Copy the data that follows, character for character, minus the pictures.

◆ ◆ ◆

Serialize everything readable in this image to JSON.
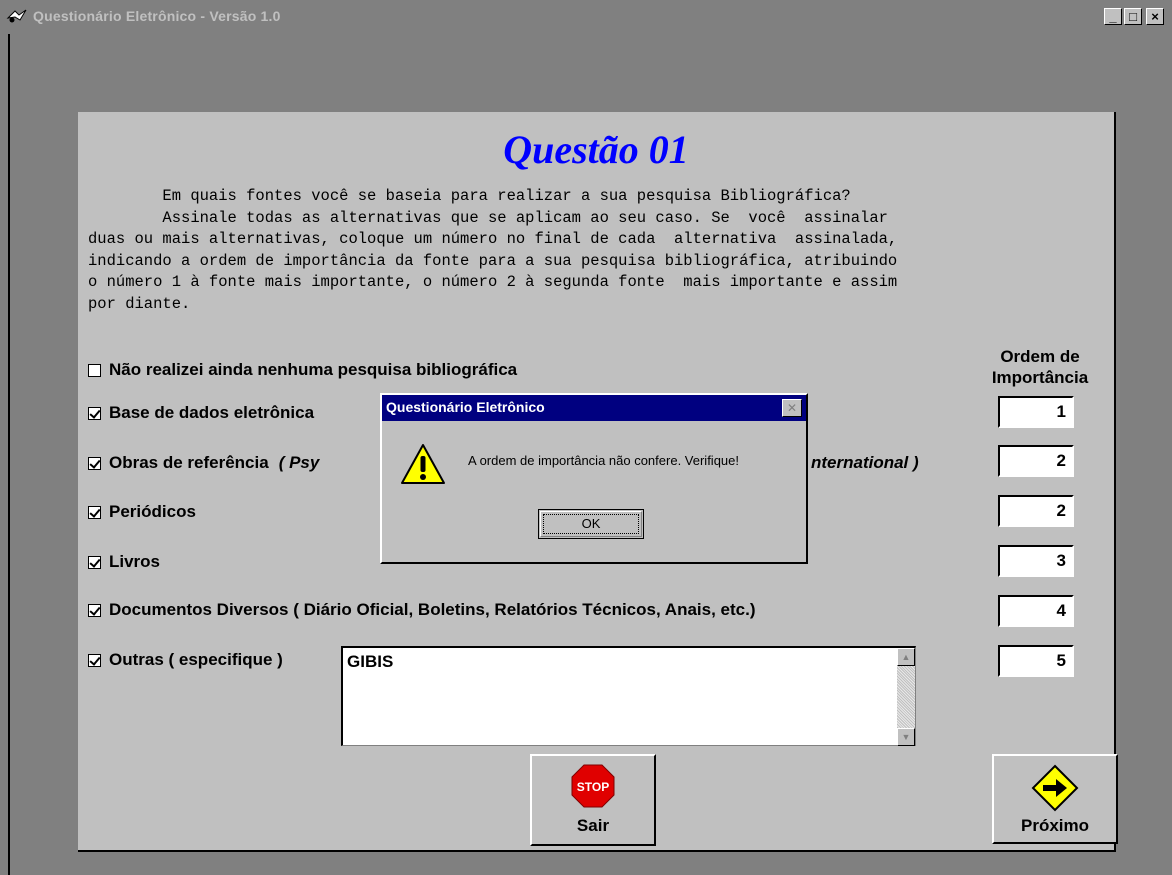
{
  "window": {
    "title": "Questionário Eletrônico - Versão 1.0",
    "controls": {
      "minimize": "_",
      "maximize": "□",
      "close": "×"
    }
  },
  "question": {
    "title": "Questão 01",
    "intro_lines": [
      "        Em quais fontes você se baseia para realizar a sua pesquisa Bibliográfica?",
      "        Assinale todas as alternativas que se aplicam ao seu caso. Se  você  assinalar",
      "duas ou mais alternativas, coloque um número no final de cada  alternativa  assinalada,",
      "indicando a ordem de importância da fonte para a sua pesquisa bibliográfica, atribuindo",
      "o número 1 à fonte mais importante, o número 2 à segunda fonte  mais importante e assim",
      "por diante."
    ]
  },
  "options": [
    {
      "label": "Não realizei ainda nenhuma pesquisa bibliográfica",
      "checked": false
    },
    {
      "label": "Base de dados eletrônica",
      "checked": true
    },
    {
      "label": "Obras de referência",
      "note_visible_left": "( Psy",
      "note_visible_right": "nternational )",
      "checked": true
    },
    {
      "label": "Periódicos",
      "checked": true
    },
    {
      "label": "Livros",
      "checked": true
    },
    {
      "label": "Documentos Diversos ( Diário Oficial, Boletins, Relatórios Técnicos, Anais, etc.)",
      "checked": true
    },
    {
      "label": "Outras ( especifique )",
      "checked": true
    }
  ],
  "order": {
    "header_line1": "Ordem de",
    "header_line2": "Importância",
    "values": [
      "1",
      "2",
      "2",
      "3",
      "4",
      "5"
    ]
  },
  "other_text": "GIBIS",
  "buttons": {
    "exit": {
      "label": "Sair",
      "icon_text": "STOP",
      "icon": "stop-sign-icon"
    },
    "next": {
      "label": "Próximo",
      "icon": "arrow-right-diamond-icon"
    }
  },
  "dialog": {
    "title": "Questionário Eletrônico",
    "message": "A ordem de importância não confere. Verifique!",
    "ok_label": "OK",
    "icon": "warning-icon"
  },
  "colors": {
    "title_blue": "#0000ff",
    "dialog_title_bg": "#000080",
    "stop_red": "#e00000",
    "next_yellow": "#ffff00"
  }
}
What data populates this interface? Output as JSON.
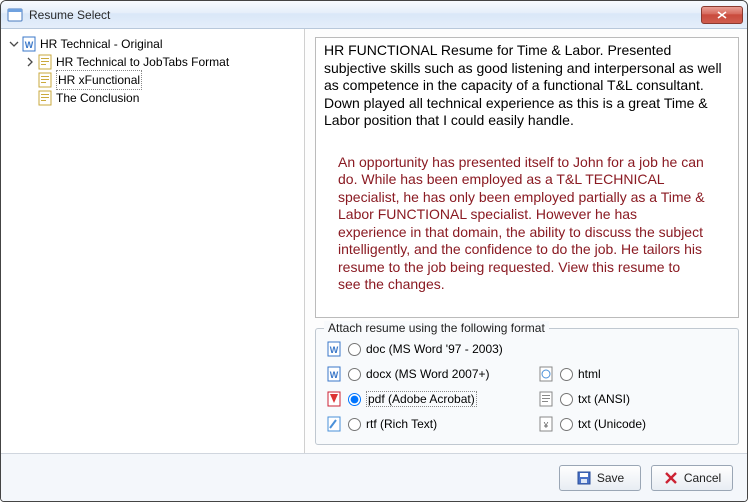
{
  "window": {
    "title": "Resume Select"
  },
  "tree": {
    "root": {
      "label": "HR Technical - Original",
      "children": [
        {
          "label": "HR Technical to JobTabs Format",
          "expandable": true,
          "selected": false
        },
        {
          "label": "HR xFunctional",
          "expandable": false,
          "selected": true
        },
        {
          "label": "The Conclusion",
          "expandable": false,
          "selected": false
        }
      ]
    }
  },
  "description": {
    "summary": "HR FUNCTIONAL Resume for Time & Labor.  Presented subjective skills such as good listening and interpersonal as well as competence in the capacity of a functional T&L consultant.  Down played all technical experience as this is a great Time & Labor position that I could easily handle.",
    "body": "An opportunity has presented itself to John for a job he can do.  While has been employed as a T&L TECHNICAL specialist, he has only been employed partially as a Time & Labor FUNCTIONAL specialist.  However he has experience in that domain, the ability to discuss the subject intelligently, and the confidence to do the job.  He tailors his resume to the job being requested.  View this resume to see the changes."
  },
  "format": {
    "legend": "Attach resume using the following format",
    "options": {
      "doc": {
        "label": "doc (MS Word '97 - 2003)",
        "checked": false
      },
      "docx": {
        "label": "docx (MS Word 2007+)",
        "checked": false
      },
      "html": {
        "label": "html",
        "checked": false
      },
      "pdf": {
        "label": "pdf (Adobe Acrobat)",
        "checked": true
      },
      "txt_ansi": {
        "label": "txt (ANSI)",
        "checked": false
      },
      "rtf": {
        "label": "rtf (Rich Text)",
        "checked": false
      },
      "txt_unicode": {
        "label": "txt (Unicode)",
        "checked": false
      }
    }
  },
  "buttons": {
    "save": "Save",
    "cancel": "Cancel"
  }
}
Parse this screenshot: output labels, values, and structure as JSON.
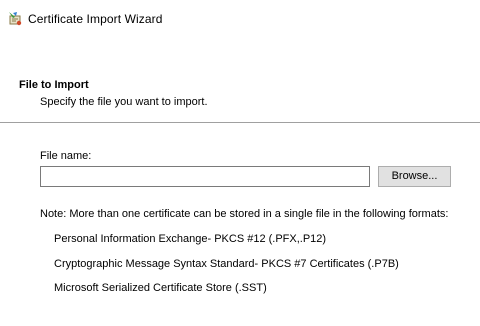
{
  "window": {
    "title": "Certificate Import Wizard",
    "icon": "certificate-wizard-icon"
  },
  "header": {
    "title": "File to Import",
    "subtitle": "Specify the file you want to import."
  },
  "form": {
    "file_label": "File name:",
    "file_value": "",
    "browse_label": "Browse..."
  },
  "note": "Note:  More than one certificate can be stored in a single file in the following formats:",
  "formats": [
    "Personal Information Exchange- PKCS #12 (.PFX,.P12)",
    "Cryptographic Message Syntax Standard- PKCS #7 Certificates (.P7B)",
    "Microsoft Serialized Certificate Store (.SST)"
  ],
  "colors": {
    "divider": "#a0a0a0",
    "button_face": "#e1e1e1",
    "input_border": "#7a7a7a"
  }
}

◆ ◆ ◆

▸ The reply:
Serialize everything readable in this image to JSON.
{
  "window": {
    "title": "Questionário Eletrônico - Versão 1.0",
    "controls": {
      "minimize": "_",
      "maximize": "□",
      "close": "×"
    }
  },
  "question": {
    "title": "Questão 01",
    "intro_lines": [
      "        Em quais fontes você se baseia para realizar a sua pesquisa Bibliográfica?",
      "        Assinale todas as alternativas que se aplicam ao seu caso. Se  você  assinalar",
      "duas ou mais alternativas, coloque um número no final de cada  alternativa  assinalada,",
      "indicando a ordem de importância da fonte para a sua pesquisa bibliográfica, atribuindo",
      "o número 1 à fonte mais importante, o número 2 à segunda fonte  mais importante e assim",
      "por diante."
    ]
  },
  "options": [
    {
      "label": "Não realizei ainda nenhuma pesquisa bibliográfica",
      "checked": false
    },
    {
      "label": "Base de dados eletrônica",
      "checked": true
    },
    {
      "label": "Obras de referência",
      "note_visible_left": "( Psy",
      "note_visible_right": "nternational )",
      "checked": true
    },
    {
      "label": "Periódicos",
      "checked": true
    },
    {
      "label": "Livros",
      "checked": true
    },
    {
      "label": "Documentos Diversos ( Diário Oficial, Boletins, Relatórios Técnicos, Anais, etc.)",
      "checked": true
    },
    {
      "label": "Outras ( especifique )",
      "checked": true
    }
  ],
  "order": {
    "header_line1": "Ordem de",
    "header_line2": "Importância",
    "values": [
      "1",
      "2",
      "2",
      "3",
      "4",
      "5"
    ]
  },
  "other_text": "GIBIS",
  "buttons": {
    "exit": {
      "label": "Sair",
      "icon_text": "STOP",
      "icon": "stop-sign-icon"
    },
    "next": {
      "label": "Próximo",
      "icon": "arrow-right-diamond-icon"
    }
  },
  "dialog": {
    "title": "Questionário Eletrônico",
    "message": "A ordem de importância não confere. Verifique!",
    "ok_label": "OK",
    "icon": "warning-icon"
  },
  "colors": {
    "title_blue": "#0000ff",
    "dialog_title_bg": "#000080",
    "stop_red": "#e00000",
    "next_yellow": "#ffff00"
  }
}
What data populates this interface? Output as JSON.
{
  "window": {
    "title": "Resume Select"
  },
  "tree": {
    "root": {
      "label": "HR Technical - Original",
      "children": [
        {
          "label": "HR Technical to JobTabs Format",
          "expandable": true,
          "selected": false
        },
        {
          "label": "HR xFunctional",
          "expandable": false,
          "selected": true
        },
        {
          "label": "The Conclusion",
          "expandable": false,
          "selected": false
        }
      ]
    }
  },
  "description": {
    "summary": "HR FUNCTIONAL Resume for Time & Labor.  Presented subjective skills such as good listening and interpersonal as well as competence in the capacity of a functional T&L consultant.  Down played all technical experience as this is a great Time & Labor position that I could easily handle.",
    "body": "An opportunity has presented itself to John for a job he can do.  While has been employed as a T&L TECHNICAL specialist, he has only been employed partially as a Time & Labor FUNCTIONAL specialist.  However he has experience in that domain, the ability to discuss the subject intelligently, and the confidence to do the job.  He tailors his resume to the job being requested.  View this resume to see the changes."
  },
  "format": {
    "legend": "Attach resume using the following format",
    "options": {
      "doc": {
        "label": "doc (MS Word '97 - 2003)",
        "checked": false
      },
      "docx": {
        "label": "docx (MS Word 2007+)",
        "checked": false
      },
      "html": {
        "label": "html",
        "checked": false
      },
      "pdf": {
        "label": "pdf (Adobe Acrobat)",
        "checked": true
      },
      "txt_ansi": {
        "label": "txt (ANSI)",
        "checked": false
      },
      "rtf": {
        "label": "rtf (Rich Text)",
        "checked": false
      },
      "txt_unicode": {
        "label": "txt (Unicode)",
        "checked": false
      }
    }
  },
  "buttons": {
    "save": "Save",
    "cancel": "Cancel"
  }
}
Parse this screenshot: output labels, values, and structure as JSON.
{
  "window": {
    "title": "Certificate Import Wizard",
    "icon": "certificate-wizard-icon"
  },
  "header": {
    "title": "File to Import",
    "subtitle": "Specify the file you want to import."
  },
  "form": {
    "file_label": "File name:",
    "file_value": "",
    "browse_label": "Browse..."
  },
  "note": "Note:  More than one certificate can be stored in a single file in the following formats:",
  "formats": [
    "Personal Information Exchange- PKCS #12 (.PFX,.P12)",
    "Cryptographic Message Syntax Standard- PKCS #7 Certificates (.P7B)",
    "Microsoft Serialized Certificate Store (.SST)"
  ],
  "colors": {
    "divider": "#a0a0a0",
    "button_face": "#e1e1e1",
    "input_border": "#7a7a7a"
  }
}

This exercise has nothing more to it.